Stored entries:
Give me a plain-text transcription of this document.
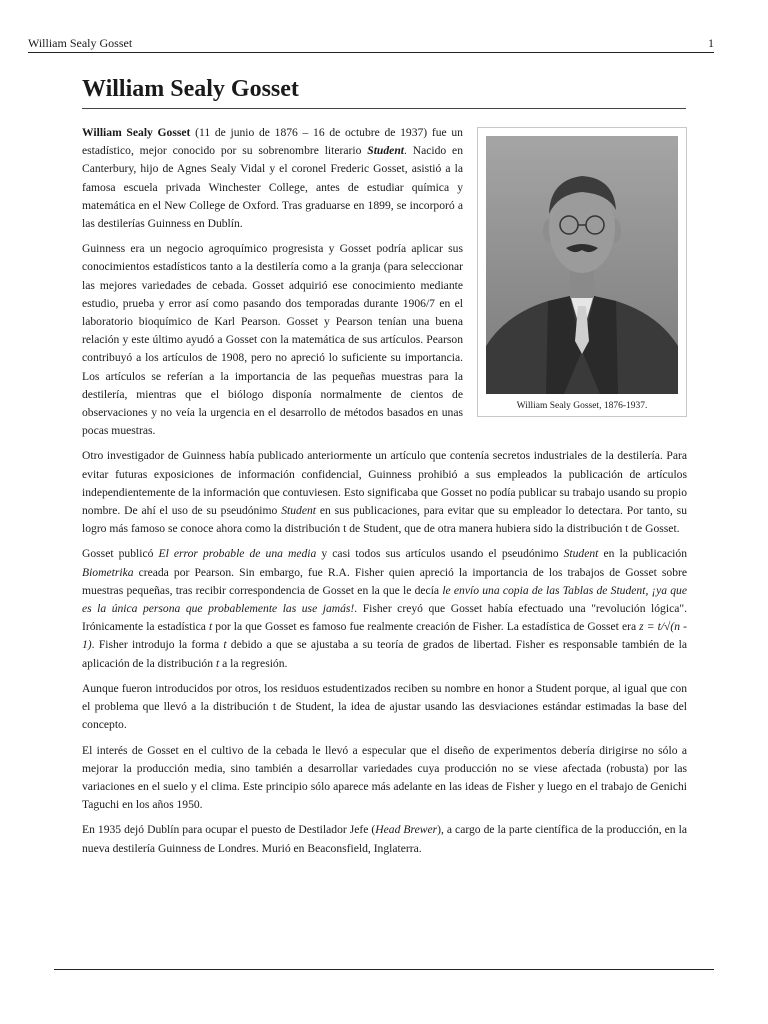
William Sealy Gosset	1
William Sealy Gosset
William Sealy Gosset, 1876-1937.

William Sealy Gosset (11 de junio de 1876 – 16 de octubre de 1937) fue un estadístico, mejor conocido por su sobrenombre literario Student. Nacido en Canterbury, hijo de Agnes Sealy Vidal y el coronel Frederic Gosset, asistió a la famosa escuela privada Winchester College, antes de estudiar química y matemática en el New College de Oxford. Tras graduarse en 1899, se incorporó a las destilerías Guinness en Dublín.

Guinness era un negocio agroquímico progresista y Gosset podría aplicar sus conocimientos estadísticos tanto a la destilería como a la granja (para seleccionar las mejores variedades de cebada. Gosset adquirió ese conocimiento mediante estudio, prueba y error así como pasando dos temporadas durante 1906/7 en el laboratorio bioquímico de Karl Pearson. Gosset y Pearson tenían una buena relación y este último ayudó a Gosset con la matemática de sus artículos. Pearson contribuyó a los artículos de 1908, pero no apreció lo suficiente su importancia. Los artículos se referían a la importancia de las pequeñas muestras para la destilería, mientras que el biólogo disponía normalmente de cientos de observaciones y no veía la urgencia en el desarrollo de métodos basados en unas pocas muestras.

Otro investigador de Guinness había publicado anteriormente un artículo que contenía secretos industriales de la destilería. Para evitar futuras exposiciones de información confidencial, Guinness prohibió a sus empleados la publicación de artículos independientemente de la información que contuviesen. Esto significaba que Gosset no podía publicar su trabajo usando su propio nombre. De ahí el uso de su pseudónimo Student en sus publicaciones, para evitar que su empleador lo detectara. Por tanto, su logro más famoso se conoce ahora como la distribución t de Student, que de otra manera hubiera sido la distribución t de Gosset.

Gosset publicó El error probable de una media y casi todos sus artículos usando el pseudónimo Student en la publicación Biometrika creada por Pearson. Sin embargo, fue R.A. Fisher quien apreció la importancia de los trabajos de Gosset sobre muestras pequeñas, tras recibir correspondencia de Gosset en la que le decía le envío una copia de las Tablas de Student, ¡ya que es la única persona que probablemente las use jamás!. Fisher creyó que Gosset había efectuado una "revolución lógica". Irónicamente la estadística t por la que Gosset es famoso fue realmente creación de Fisher. La estadística de Gosset era z = t/√(n - 1). Fisher introdujo la forma t debido a que se ajustaba a su teoría de grados de libertad. Fisher es responsable también de la aplicación de la distribución t a la regresión.

Aunque fueron introducidos por otros, los residuos estudentizados reciben su nombre en honor a Student porque, al igual que con el problema que llevó a la distribución t de Student, la idea de ajustar usando las desviaciones estándar estimadas la base del concepto.

El interés de Gosset en el cultivo de la cebada le llevó a especular que el diseño de experimentos debería dirigirse no sólo a mejorar la producción media, sino también a desarrollar variedades cuya producción no se viese afectada (robusta) por las variaciones en el suelo y el clima. Este principio sólo aparece más adelante en las ideas de Fisher y luego en el trabajo de Genichi Taguchi en los años 1950.

En 1935 dejó Dublín para ocupar el puesto de Destilador Jefe (Head Brewer), a cargo de la parte científica de la producción, en la nueva destilería Guinness de Londres. Murió en Beaconsfield, Inglaterra.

Your objective –
In your copy of the records, include no pictures; repeat everything else exactly.

Solution below –
Give me a plain-text transcription of this document.
William Sealy Gosset	1
William Sealy Gosset
William Sealy Gosset, 1876-1937.

William Sealy Gosset (11 de junio de 1876 – 16 de octubre de 1937) fue un estadístico, mejor conocido por su sobrenombre literario Student. Nacido en Canterbury, hijo de Agnes Sealy Vidal y el coronel Frederic Gosset, asistió a la famosa escuela privada Winchester College, antes de estudiar química y matemática en el New College de Oxford. Tras graduarse en 1899, se incorporó a las destilerías Guinness en Dublín.

Guinness era un negocio agroquímico progresista y Gosset podría aplicar sus conocimientos estadísticos tanto a la destilería como a la granja (para seleccionar las mejores variedades de cebada. Gosset adquirió ese conocimiento mediante estudio, prueba y error así como pasando dos temporadas durante 1906/7 en el laboratorio bioquímico de Karl Pearson. Gosset y Pearson tenían una buena relación y este último ayudó a Gosset con la matemática de sus artículos. Pearson contribuyó a los artículos de 1908, pero no apreció lo suficiente su importancia. Los artículos se referían a la importancia de las pequeñas muestras para la destilería, mientras que el biólogo disponía normalmente de cientos de observaciones y no veía la urgencia en el desarrollo de métodos basados en unas pocas muestras.

Otro investigador de Guinness había publicado anteriormente un artículo que contenía secretos industriales de la destilería. Para evitar futuras exposiciones de información confidencial, Guinness prohibió a sus empleados la publicación de artículos independientemente de la información que contuviesen. Esto significaba que Gosset no podía publicar su trabajo usando su propio nombre. De ahí el uso de su pseudónimo Student en sus publicaciones, para evitar que su empleador lo detectara. Por tanto, su logro más famoso se conoce ahora como la distribución t de Student, que de otra manera hubiera sido la distribución t de Gosset.

Gosset publicó El error probable de una media y casi todos sus artículos usando el pseudónimo Student en la publicación Biometrika creada por Pearson. Sin embargo, fue R.A. Fisher quien apreció la importancia de los trabajos de Gosset sobre muestras pequeñas, tras recibir correspondencia de Gosset en la que le decía le envío una copia de las Tablas de Student, ¡ya que es la única persona que probablemente las use jamás!. Fisher creyó que Gosset había efectuado una "revolución lógica". Irónicamente la estadística t por la que Gosset es famoso fue realmente creación de Fisher. La estadística de Gosset era z = t/√(n - 1). Fisher introdujo la forma t debido a que se ajustaba a su teoría de grados de libertad. Fisher es responsable también de la aplicación de la distribución t a la regresión.

Aunque fueron introducidos por otros, los residuos estudentizados reciben su nombre en honor a Student porque, al igual que con el problema que llevó a la distribución t de Student, la idea de ajustar usando las desviaciones estándar estimadas la base del concepto.

El interés de Gosset en el cultivo de la cebada le llevó a especular que el diseño de experimentos debería dirigirse no sólo a mejorar la producción media, sino también a desarrollar variedades cuya producción no se viese afectada (robusta) por las variaciones en el suelo y el clima. Este principio sólo aparece más adelante en las ideas de Fisher y luego en el trabajo de Genichi Taguchi en los años 1950.

En 1935 dejó Dublín para ocupar el puesto de Destilador Jefe (Head Brewer), a cargo de la parte científica de la producción, en la nueva destilería Guinness de Londres. Murió en Beaconsfield, Inglaterra.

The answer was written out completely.